*Problem statement*. Could you print all the entries exactly?
## Begin Material provided
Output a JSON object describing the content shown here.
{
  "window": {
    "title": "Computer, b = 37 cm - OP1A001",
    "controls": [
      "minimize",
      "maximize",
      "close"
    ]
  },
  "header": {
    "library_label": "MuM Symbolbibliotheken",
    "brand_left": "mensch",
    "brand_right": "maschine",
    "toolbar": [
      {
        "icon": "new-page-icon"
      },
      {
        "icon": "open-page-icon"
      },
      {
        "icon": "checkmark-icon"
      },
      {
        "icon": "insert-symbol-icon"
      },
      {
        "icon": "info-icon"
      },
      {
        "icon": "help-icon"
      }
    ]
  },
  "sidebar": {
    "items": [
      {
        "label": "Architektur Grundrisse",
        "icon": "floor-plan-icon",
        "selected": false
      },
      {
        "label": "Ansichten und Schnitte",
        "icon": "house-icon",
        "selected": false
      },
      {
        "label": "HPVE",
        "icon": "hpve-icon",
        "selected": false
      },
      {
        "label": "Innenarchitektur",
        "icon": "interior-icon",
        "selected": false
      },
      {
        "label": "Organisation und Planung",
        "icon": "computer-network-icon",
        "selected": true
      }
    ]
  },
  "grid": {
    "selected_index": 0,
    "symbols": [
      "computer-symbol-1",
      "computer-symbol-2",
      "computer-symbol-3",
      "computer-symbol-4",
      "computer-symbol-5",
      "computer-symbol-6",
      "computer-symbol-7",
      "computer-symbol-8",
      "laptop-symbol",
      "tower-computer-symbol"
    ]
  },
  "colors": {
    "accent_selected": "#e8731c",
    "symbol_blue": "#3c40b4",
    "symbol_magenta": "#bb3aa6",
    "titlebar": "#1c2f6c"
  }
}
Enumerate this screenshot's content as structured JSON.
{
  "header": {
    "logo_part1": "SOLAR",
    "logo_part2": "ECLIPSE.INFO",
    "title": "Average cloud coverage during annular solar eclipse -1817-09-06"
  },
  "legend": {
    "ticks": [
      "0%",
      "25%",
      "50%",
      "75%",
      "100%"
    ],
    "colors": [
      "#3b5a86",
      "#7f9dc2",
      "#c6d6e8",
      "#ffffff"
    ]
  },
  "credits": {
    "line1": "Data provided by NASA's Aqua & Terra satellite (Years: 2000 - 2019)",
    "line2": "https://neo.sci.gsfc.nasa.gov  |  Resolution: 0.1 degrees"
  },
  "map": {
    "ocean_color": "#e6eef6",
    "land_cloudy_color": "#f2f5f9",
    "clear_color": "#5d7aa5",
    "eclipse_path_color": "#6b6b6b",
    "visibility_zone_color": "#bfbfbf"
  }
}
## End Material provided
*Response*.
Output a JSON object describing the content shown here.
{
  "window": {
    "title": "Computer, b = 37 cm - OP1A001",
    "controls": [
      "minimize",
      "maximize",
      "close"
    ]
  },
  "header": {
    "library_label": "MuM Symbolbibliotheken",
    "brand_left": "mensch",
    "brand_right": "maschine",
    "toolbar": [
      {
        "icon": "new-page-icon"
      },
      {
        "icon": "open-page-icon"
      },
      {
        "icon": "checkmark-icon"
      },
      {
        "icon": "insert-symbol-icon"
      },
      {
        "icon": "info-icon"
      },
      {
        "icon": "help-icon"
      }
    ]
  },
  "sidebar": {
    "items": [
      {
        "label": "Architektur Grundrisse",
        "icon": "floor-plan-icon",
        "selected": false
      },
      {
        "label": "Ansichten und Schnitte",
        "icon": "house-icon",
        "selected": false
      },
      {
        "label": "HPVE",
        "icon": "hpve-icon",
        "selected": false
      },
      {
        "label": "Innenarchitektur",
        "icon": "interior-icon",
        "selected": false
      },
      {
        "label": "Organisation und Planung",
        "icon": "computer-network-icon",
        "selected": true
      }
    ]
  },
  "grid": {
    "selected_index": 0,
    "symbols": [
      "computer-symbol-1",
      "computer-symbol-2",
      "computer-symbol-3",
      "computer-symbol-4",
      "computer-symbol-5",
      "computer-symbol-6",
      "computer-symbol-7",
      "computer-symbol-8",
      "laptop-symbol",
      "tower-computer-symbol"
    ]
  },
  "colors": {
    "accent_selected": "#e8731c",
    "symbol_blue": "#3c40b4",
    "symbol_magenta": "#bb3aa6",
    "titlebar": "#1c2f6c"
  }
}
Enumerate this screenshot's content as structured JSON.
{
  "header": {
    "logo_part1": "SOLAR",
    "logo_part2": "ECLIPSE.INFO",
    "title": "Average cloud coverage during annular solar eclipse -1817-09-06"
  },
  "legend": {
    "ticks": [
      "0%",
      "25%",
      "50%",
      "75%",
      "100%"
    ],
    "colors": [
      "#3b5a86",
      "#7f9dc2",
      "#c6d6e8",
      "#ffffff"
    ]
  },
  "credits": {
    "line1": "Data provided by NASA's Aqua & Terra satellite (Years: 2000 - 2019)",
    "line2": "https://neo.sci.gsfc.nasa.gov  |  Resolution: 0.1 degrees"
  },
  "map": {
    "ocean_color": "#e6eef6",
    "land_cloudy_color": "#f2f5f9",
    "clear_color": "#5d7aa5",
    "eclipse_path_color": "#6b6b6b",
    "visibility_zone_color": "#bfbfbf"
  }
}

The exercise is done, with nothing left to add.